Input material
--- Begin ---

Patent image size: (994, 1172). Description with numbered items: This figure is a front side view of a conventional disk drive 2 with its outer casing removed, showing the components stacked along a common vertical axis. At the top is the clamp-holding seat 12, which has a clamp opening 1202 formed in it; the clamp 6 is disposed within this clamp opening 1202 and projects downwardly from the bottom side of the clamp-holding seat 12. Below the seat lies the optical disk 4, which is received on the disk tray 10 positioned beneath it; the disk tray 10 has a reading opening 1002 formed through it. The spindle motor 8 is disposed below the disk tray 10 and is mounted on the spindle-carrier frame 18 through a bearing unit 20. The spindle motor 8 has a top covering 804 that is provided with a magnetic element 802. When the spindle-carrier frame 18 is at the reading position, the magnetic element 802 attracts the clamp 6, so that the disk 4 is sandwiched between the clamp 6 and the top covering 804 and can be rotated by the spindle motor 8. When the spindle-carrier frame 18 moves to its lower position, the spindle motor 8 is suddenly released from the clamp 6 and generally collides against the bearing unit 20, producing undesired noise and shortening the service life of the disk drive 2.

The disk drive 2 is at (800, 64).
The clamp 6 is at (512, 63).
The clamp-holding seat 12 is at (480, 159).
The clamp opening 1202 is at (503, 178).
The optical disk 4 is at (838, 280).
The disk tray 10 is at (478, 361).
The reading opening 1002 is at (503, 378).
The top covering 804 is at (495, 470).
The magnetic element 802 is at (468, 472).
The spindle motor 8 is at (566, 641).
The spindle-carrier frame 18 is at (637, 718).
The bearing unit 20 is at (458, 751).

--- End ---

Written instruction
Identify every row above that contains the word "drive" and copy each of those rows in full. Matching is case-sensitive.

Answer to this problem
Patent image size: (994, 1172). Description with numbered items: This figure is a front side view of a conventional disk drive 2 with its outer casing removed, showing the components stacked along a common vertical axis. At the top is the clamp-holding seat 12, which has a clamp opening 1202 formed in it; the clamp 6 is disposed within this clamp opening 1202 and projects downwardly from the bottom side of the clamp-holding seat 12. Below the seat lies the optical disk 4, which is received on the disk tray 10 positioned beneath it; the disk tray 10 has a reading opening 1002 formed through it. The spindle motor 8 is disposed below the disk tray 10 and is mounted on the spindle-carrier frame 18 through a bearing unit 20. The spindle motor 8 has a top covering 804 that is provided with a magnetic element 802. When the spindle-carrier frame 18 is at the reading position, the magnetic element 802 attracts the clamp 6, so that the disk 4 is sandwiched between the clamp 6 and the top covering 804 and can be rotated by the spindle motor 8. When the spindle-carrier frame 18 moves to its lower position, the spindle motor 8 is suddenly released from the clamp 6 and generally collides against the bearing unit 20, producing undesired noise and shortening the service life of the disk drive 2.
The disk drive 2 is at (800, 64).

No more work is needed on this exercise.